LAVORO DA SVOLGERE.
A. Rispondi alle seguenti domande basandoti sull'estratto:
(i) In quale data si è svolta l'operazione della questura di Torino?
(ii) Quanti NoTav sono stati colpiti dalle misure cautelari?
(iii) Quale misura è stata applicata oggi a Davide?
B. Prosegui l'estratto sul caso di Davide e dei NoTav a partire dal punto in cui si interrompe.

Il 29 Novembre 2012 un’operazione della questura di Torino porta all’applicazione di diverse misure cautelari nei confronti di 17 NoTav per l’occupazione simbolica dello studio della Geovalsusa, una delle ditte implicate nei lavori per la Torino-Lione (sul come si sono veramente svolti i fatti, leggere questa testimonianza di un giornalista presente,). Uno dei Notav non è, però, stato rintracciato. Da quel giorno abbiamo avuto poche notizie di Davide, perlopiù lettere pubblicate online, ma ci ricordiamo quando lasciò mezza questura di Torino a bocca asciutta in occasione della presentazione del suo romanzo al salone del libro, a cui non si presentò. Oggi è comparso davanti al gip che aveva autorizzato le misure cautelari. Adesso a Davide è stata applicata misura della detenzione domiciliare con il divieto di comunicare. Pubblichiamo qui di seguito la sua  ultima lettera indirizzata al movimento NoTav e a tanti compagni in giro per l’Italia e l’Europa.

Con la speranza di riaverlo presto tra noi!

MATERIALE FORNITO.
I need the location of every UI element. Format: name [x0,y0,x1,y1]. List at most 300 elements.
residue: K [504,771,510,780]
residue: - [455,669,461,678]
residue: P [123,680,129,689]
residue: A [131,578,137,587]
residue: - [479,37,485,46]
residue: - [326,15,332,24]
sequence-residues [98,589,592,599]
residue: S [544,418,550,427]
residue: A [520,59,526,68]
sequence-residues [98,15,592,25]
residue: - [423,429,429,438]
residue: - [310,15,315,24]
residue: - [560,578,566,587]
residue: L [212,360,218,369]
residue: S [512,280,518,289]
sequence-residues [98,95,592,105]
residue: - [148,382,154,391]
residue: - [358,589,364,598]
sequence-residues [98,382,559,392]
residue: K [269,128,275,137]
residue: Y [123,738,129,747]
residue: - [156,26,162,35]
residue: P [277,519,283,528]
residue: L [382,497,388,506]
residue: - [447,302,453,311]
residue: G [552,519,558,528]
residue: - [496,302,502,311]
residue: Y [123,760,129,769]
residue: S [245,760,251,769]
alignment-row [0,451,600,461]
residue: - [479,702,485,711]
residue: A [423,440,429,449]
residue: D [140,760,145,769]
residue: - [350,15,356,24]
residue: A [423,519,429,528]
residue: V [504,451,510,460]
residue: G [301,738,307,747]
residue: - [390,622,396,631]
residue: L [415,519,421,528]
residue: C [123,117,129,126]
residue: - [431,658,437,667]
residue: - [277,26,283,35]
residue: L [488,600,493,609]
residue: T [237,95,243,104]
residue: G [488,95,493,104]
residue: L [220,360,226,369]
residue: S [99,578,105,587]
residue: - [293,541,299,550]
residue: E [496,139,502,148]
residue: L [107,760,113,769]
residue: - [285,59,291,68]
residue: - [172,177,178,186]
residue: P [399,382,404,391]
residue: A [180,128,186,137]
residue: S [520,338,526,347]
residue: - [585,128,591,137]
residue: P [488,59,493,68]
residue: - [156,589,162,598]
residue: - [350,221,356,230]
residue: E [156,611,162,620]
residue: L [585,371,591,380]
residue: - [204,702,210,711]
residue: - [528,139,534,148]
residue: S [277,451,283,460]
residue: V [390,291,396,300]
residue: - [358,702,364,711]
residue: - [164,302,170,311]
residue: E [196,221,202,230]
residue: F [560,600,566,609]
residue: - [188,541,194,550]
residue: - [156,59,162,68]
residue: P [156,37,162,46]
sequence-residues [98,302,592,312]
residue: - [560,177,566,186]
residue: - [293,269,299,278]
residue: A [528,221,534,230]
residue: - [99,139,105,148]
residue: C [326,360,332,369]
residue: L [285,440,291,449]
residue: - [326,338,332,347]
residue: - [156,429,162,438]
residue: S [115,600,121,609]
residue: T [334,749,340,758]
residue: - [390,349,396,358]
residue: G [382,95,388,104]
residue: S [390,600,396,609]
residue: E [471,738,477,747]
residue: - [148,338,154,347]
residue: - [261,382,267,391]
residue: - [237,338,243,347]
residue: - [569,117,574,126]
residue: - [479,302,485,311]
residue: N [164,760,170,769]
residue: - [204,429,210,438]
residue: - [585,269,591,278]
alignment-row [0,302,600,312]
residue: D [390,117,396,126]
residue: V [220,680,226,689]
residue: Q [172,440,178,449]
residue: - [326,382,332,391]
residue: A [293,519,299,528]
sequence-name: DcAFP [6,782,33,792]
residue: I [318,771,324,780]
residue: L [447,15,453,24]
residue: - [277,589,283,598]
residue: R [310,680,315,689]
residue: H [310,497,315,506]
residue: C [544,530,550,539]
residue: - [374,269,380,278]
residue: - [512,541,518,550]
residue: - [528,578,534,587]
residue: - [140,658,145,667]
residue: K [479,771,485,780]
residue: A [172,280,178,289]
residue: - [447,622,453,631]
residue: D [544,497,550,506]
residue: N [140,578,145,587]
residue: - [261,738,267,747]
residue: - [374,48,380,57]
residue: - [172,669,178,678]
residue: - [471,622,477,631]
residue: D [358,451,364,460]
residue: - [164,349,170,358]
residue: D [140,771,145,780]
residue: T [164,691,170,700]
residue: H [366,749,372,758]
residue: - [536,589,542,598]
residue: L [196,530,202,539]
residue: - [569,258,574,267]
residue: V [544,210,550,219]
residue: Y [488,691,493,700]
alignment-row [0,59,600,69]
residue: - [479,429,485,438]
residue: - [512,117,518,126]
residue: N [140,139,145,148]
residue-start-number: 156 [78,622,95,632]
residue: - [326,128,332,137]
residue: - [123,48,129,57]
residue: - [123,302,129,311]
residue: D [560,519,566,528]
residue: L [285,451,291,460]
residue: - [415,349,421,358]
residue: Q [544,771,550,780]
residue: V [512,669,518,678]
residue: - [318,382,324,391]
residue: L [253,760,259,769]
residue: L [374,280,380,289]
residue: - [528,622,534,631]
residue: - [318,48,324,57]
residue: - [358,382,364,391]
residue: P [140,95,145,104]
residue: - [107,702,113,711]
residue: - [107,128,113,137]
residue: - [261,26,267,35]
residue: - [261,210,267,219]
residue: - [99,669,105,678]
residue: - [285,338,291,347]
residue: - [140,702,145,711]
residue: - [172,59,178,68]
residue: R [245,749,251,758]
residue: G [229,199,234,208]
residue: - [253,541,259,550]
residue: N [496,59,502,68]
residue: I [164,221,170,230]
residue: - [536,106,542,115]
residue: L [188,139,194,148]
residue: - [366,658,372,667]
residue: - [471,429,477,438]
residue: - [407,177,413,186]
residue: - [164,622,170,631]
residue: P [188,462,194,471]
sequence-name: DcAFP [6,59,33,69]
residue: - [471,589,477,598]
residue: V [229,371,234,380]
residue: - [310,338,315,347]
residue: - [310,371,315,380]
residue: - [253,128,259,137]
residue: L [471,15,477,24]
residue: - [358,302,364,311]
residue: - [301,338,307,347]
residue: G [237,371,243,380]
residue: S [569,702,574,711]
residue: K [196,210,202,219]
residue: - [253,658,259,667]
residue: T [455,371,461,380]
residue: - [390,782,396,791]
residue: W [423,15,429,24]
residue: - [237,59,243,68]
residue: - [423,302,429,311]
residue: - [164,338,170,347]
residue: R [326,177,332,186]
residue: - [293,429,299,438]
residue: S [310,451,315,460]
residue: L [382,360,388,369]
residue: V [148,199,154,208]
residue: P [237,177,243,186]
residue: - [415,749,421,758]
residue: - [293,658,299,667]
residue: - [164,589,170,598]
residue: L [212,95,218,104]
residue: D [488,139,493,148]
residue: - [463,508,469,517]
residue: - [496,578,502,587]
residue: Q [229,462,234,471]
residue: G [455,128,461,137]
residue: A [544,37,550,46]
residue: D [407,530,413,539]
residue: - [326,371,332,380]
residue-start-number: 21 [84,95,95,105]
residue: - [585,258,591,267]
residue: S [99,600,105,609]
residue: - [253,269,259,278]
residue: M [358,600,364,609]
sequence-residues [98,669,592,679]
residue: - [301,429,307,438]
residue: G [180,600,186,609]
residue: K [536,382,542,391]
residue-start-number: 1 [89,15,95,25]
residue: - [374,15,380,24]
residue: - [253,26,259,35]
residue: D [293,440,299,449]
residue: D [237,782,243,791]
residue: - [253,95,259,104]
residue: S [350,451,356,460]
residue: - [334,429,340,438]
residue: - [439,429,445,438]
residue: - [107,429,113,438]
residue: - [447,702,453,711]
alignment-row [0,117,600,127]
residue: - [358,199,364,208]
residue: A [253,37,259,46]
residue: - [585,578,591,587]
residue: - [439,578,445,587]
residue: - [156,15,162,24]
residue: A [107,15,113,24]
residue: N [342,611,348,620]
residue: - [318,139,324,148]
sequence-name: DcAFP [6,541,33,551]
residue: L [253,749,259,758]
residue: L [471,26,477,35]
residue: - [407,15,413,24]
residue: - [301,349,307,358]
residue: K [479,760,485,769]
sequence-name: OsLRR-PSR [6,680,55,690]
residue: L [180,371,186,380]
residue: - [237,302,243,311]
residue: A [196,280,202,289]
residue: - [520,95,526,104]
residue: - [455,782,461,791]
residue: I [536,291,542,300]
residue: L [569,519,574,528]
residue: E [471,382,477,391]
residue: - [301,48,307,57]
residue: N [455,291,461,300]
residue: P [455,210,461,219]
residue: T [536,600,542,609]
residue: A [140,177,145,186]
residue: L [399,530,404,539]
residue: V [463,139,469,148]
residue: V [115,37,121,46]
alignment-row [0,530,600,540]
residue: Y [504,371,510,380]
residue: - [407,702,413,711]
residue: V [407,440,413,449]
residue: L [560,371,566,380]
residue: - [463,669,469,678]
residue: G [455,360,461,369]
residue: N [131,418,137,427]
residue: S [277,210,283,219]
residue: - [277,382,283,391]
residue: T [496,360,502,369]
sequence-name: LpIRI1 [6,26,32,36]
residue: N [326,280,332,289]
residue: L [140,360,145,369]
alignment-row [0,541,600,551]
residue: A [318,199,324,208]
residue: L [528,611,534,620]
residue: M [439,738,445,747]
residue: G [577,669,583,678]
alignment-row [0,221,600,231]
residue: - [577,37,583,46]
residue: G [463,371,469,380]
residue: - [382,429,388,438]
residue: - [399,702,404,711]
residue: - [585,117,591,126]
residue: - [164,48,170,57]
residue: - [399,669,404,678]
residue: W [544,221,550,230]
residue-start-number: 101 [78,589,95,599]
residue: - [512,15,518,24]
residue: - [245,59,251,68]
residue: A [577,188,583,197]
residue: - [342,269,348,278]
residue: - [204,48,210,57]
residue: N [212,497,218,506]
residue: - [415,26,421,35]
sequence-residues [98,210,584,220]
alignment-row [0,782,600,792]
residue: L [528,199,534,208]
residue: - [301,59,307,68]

RISPOSTE SCRITTE.
A.
(i) Il 29 novembre 2012.
(ii) 17 NoTav.
(iii) La detenzione domiciliare con il divieto di comunicare.

B.
Continuare a resistere: ancora l’unica scelta

Quando sono partito, poco più di un anno fa, avevo una direzione precisa, ma gli eventi si sono incaricati di annullare qualsiasi rotta. Da allora ho attraversato dodici frontiere e ventitré città, ho dormito in nave o in auto, nei palazzi popolari e nei posti occupati, in tenda o in barca. Nella ricerca di un lavoro, di una casa, di una lotta cui dare il mio contributo ho conosciuto centinaia di persone e luoghi, e ho potuto percepire in forma vivente la solidarietà che chi vive nei movimenti ha il privilegio di poter raccogliere. Ho sempre considerato (posso ora dire: a giusto titolo!) una delle conquiste istantanee, legate alla nostra lotta, il sorgere come per incanto, attorno a noi, di milioni di amici ovunque nel mondo. Chi altri, se non noi, può affermare di avere in ogni angolo del pianeta questa inesauribile riserva di persone pronte a conoscerci, ad aiutarci e a capirci sull’essenziale, magari senza parlare la nostra lingua, con una semplice occhiata? Questo soltanto sarebbe bastato a dare un senso alla mia esperienza.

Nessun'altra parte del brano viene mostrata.